## Given request
Scan the data below for the string "NULL". Copy every line where it appears.

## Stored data
***
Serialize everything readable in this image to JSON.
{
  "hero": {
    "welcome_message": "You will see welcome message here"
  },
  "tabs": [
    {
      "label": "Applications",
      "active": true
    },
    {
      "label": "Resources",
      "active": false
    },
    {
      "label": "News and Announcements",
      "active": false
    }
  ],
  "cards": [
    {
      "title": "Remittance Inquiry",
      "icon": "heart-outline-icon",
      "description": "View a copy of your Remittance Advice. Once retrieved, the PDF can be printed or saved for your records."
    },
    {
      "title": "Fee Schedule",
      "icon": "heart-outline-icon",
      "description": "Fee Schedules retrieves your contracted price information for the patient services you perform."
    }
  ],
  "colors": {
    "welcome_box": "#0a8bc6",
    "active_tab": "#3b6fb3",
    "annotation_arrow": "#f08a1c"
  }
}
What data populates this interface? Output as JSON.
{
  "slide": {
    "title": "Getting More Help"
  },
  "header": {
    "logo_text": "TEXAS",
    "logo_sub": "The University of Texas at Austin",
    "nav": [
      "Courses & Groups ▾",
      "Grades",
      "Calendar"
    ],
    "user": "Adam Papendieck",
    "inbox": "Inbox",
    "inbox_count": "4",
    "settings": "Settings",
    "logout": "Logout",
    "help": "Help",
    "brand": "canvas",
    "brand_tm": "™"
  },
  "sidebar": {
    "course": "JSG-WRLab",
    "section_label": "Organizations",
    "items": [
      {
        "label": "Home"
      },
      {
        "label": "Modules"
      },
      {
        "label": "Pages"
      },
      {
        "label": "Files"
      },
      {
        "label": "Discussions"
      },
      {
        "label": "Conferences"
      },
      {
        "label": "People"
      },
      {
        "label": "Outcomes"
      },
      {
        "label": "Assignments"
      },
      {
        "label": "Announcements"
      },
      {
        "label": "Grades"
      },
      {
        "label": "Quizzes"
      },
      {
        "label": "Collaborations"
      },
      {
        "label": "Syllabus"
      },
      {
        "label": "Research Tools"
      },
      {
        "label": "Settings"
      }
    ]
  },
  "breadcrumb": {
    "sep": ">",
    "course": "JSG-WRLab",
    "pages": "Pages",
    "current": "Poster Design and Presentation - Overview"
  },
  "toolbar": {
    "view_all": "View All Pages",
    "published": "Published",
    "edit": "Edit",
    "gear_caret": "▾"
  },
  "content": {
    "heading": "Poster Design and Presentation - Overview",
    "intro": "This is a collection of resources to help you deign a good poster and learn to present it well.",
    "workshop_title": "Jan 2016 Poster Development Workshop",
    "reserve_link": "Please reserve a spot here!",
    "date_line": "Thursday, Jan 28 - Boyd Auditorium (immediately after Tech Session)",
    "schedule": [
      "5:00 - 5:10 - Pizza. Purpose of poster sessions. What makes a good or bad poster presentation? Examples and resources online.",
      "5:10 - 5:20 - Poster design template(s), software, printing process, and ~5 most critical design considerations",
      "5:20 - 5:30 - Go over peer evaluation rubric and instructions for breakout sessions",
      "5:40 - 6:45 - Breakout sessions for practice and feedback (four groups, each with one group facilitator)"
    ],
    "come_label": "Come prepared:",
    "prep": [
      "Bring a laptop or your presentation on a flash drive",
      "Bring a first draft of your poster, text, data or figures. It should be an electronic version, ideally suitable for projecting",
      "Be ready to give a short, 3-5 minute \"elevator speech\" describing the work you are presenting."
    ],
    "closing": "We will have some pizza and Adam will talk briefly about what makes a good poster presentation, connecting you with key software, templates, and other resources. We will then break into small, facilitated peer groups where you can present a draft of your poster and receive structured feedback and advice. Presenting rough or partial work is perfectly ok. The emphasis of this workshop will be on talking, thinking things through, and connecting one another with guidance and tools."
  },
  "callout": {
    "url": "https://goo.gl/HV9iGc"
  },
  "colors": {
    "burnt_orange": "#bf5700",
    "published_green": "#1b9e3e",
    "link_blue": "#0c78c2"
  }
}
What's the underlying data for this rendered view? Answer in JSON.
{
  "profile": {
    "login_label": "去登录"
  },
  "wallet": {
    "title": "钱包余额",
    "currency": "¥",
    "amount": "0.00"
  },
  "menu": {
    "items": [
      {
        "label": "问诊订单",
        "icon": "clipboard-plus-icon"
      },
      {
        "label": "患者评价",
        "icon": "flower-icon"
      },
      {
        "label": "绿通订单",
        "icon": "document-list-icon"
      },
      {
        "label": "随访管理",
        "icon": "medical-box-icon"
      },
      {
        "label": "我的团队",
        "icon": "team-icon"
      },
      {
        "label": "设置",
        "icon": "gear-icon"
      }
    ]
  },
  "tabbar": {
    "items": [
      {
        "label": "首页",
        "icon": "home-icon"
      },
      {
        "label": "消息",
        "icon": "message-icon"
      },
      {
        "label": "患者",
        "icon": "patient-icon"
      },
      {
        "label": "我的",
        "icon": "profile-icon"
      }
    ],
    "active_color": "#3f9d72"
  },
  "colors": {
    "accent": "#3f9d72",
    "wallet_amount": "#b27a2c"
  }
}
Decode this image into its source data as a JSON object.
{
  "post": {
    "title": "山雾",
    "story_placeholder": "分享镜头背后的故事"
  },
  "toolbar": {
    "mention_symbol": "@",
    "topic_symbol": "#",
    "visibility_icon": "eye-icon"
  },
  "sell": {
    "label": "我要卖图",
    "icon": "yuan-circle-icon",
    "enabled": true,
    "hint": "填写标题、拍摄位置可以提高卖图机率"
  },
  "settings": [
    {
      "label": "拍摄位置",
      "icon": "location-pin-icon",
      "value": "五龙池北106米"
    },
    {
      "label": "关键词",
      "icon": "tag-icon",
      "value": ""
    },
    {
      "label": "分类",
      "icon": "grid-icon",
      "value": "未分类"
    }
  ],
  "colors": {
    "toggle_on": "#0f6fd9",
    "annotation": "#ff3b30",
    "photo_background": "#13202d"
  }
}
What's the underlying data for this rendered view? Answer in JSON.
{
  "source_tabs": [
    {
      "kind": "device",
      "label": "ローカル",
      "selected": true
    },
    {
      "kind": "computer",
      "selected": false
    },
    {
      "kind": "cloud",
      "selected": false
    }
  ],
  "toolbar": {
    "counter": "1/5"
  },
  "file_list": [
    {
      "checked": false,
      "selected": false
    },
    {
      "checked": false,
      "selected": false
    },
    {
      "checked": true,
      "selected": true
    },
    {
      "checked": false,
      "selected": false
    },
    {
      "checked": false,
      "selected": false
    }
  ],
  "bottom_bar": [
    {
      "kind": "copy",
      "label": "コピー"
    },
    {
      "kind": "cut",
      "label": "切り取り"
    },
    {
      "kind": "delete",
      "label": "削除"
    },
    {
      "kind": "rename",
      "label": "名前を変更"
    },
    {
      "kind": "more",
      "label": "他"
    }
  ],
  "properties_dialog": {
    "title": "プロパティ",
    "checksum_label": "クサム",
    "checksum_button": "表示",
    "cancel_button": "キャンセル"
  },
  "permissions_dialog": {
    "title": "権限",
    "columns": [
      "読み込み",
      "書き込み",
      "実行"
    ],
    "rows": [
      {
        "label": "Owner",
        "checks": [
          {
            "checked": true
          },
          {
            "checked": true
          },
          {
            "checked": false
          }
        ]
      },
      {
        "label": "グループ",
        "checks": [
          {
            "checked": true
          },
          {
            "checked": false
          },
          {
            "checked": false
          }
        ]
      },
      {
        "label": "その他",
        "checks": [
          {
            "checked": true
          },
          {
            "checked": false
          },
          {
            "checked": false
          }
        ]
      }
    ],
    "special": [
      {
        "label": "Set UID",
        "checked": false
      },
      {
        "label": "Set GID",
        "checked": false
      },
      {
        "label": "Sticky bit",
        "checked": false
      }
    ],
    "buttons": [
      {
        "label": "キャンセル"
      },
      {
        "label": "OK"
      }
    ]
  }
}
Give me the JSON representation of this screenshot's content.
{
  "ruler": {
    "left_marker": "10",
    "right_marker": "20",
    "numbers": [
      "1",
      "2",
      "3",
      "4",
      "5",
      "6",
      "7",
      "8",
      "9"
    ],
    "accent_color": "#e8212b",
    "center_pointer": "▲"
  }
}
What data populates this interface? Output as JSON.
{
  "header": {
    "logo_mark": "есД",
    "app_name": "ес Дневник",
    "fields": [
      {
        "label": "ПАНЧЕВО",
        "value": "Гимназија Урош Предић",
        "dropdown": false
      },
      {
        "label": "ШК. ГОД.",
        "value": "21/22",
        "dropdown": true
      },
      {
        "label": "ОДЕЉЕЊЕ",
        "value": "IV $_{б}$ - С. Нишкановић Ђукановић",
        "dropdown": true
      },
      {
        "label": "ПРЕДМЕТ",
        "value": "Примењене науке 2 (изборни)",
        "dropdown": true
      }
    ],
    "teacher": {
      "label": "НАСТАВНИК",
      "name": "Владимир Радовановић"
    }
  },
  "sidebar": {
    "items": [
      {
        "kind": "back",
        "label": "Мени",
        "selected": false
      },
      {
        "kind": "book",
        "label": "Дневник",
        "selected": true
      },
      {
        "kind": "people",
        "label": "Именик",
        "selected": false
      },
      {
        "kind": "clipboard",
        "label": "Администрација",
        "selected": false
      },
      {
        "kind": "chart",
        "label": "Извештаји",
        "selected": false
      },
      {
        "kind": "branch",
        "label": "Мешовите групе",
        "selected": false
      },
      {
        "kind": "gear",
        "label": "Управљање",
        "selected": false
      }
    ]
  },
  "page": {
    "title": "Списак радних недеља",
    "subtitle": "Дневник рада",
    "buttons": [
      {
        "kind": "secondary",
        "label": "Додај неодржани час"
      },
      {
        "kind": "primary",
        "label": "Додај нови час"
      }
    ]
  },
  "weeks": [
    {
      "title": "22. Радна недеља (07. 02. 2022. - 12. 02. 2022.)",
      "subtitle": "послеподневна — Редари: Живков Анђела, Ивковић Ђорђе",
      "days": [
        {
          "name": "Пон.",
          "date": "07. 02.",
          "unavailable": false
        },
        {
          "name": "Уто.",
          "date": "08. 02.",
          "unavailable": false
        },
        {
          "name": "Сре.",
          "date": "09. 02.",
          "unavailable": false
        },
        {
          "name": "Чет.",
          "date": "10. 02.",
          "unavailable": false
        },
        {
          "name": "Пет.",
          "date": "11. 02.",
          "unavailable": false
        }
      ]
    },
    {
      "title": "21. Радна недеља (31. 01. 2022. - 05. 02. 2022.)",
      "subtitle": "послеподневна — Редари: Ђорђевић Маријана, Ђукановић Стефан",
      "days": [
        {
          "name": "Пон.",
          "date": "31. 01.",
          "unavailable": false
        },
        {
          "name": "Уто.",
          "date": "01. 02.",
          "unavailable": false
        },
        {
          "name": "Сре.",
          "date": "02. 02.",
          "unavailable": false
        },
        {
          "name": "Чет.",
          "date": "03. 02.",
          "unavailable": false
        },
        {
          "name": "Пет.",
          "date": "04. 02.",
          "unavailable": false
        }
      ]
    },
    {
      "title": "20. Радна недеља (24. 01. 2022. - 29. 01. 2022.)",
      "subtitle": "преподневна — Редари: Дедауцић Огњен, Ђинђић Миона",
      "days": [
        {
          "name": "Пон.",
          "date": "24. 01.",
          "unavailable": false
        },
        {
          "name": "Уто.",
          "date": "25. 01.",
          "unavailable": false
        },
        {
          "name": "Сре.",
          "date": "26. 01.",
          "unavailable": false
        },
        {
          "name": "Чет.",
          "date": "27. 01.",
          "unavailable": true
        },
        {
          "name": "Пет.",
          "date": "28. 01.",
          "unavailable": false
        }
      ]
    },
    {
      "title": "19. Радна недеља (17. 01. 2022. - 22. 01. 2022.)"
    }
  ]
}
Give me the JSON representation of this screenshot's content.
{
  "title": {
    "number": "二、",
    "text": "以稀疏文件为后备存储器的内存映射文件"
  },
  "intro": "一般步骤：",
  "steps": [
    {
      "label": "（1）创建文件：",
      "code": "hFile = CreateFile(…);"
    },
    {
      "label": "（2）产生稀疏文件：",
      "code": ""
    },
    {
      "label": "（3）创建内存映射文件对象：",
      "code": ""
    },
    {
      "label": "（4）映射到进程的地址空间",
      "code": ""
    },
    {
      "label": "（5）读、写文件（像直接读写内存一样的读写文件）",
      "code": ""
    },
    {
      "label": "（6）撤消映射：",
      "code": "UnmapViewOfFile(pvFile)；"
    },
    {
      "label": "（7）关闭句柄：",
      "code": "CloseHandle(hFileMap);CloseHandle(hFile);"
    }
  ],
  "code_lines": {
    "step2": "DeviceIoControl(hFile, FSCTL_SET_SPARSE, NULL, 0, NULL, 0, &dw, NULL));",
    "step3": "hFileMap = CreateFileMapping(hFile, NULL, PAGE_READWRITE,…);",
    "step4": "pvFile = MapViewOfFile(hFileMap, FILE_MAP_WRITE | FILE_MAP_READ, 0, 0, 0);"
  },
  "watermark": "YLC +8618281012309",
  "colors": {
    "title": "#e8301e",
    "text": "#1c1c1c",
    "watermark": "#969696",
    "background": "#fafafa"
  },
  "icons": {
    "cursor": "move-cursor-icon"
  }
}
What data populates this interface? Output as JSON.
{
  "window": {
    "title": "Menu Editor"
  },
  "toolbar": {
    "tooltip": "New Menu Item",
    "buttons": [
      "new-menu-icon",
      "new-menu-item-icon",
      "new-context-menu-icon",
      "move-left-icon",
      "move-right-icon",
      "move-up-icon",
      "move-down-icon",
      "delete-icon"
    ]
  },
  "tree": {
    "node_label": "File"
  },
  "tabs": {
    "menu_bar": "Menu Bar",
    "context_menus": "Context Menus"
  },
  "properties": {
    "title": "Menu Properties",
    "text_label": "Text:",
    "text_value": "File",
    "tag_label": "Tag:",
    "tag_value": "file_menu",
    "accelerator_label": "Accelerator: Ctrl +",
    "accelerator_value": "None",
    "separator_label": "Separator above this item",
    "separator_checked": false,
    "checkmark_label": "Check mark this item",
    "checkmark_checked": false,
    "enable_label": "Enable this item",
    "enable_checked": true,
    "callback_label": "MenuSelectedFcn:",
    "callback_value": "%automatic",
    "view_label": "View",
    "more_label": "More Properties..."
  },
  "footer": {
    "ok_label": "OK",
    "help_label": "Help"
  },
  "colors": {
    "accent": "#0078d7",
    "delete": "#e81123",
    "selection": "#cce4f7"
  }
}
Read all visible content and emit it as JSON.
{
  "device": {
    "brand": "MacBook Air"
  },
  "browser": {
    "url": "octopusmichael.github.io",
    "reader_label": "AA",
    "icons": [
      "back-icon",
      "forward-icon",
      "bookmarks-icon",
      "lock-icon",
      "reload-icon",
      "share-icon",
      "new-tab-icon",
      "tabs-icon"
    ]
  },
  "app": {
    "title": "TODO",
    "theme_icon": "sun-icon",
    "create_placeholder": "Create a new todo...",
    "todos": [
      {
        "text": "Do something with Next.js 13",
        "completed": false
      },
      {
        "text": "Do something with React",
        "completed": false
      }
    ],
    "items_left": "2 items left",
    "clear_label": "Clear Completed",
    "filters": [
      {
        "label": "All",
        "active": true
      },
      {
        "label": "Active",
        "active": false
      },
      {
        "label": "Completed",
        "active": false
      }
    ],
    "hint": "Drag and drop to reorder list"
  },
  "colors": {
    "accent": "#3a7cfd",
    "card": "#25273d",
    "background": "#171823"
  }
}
***
## Written solution
    "step2": "DeviceIoControl(hFile, FSCTL_SET_SPARSE, NULL, 0, NULL, 0, &dw, NULL));",
    "step3": "hFileMap = CreateFileMapping(hFile, NULL, PAGE_READWRITE,…);",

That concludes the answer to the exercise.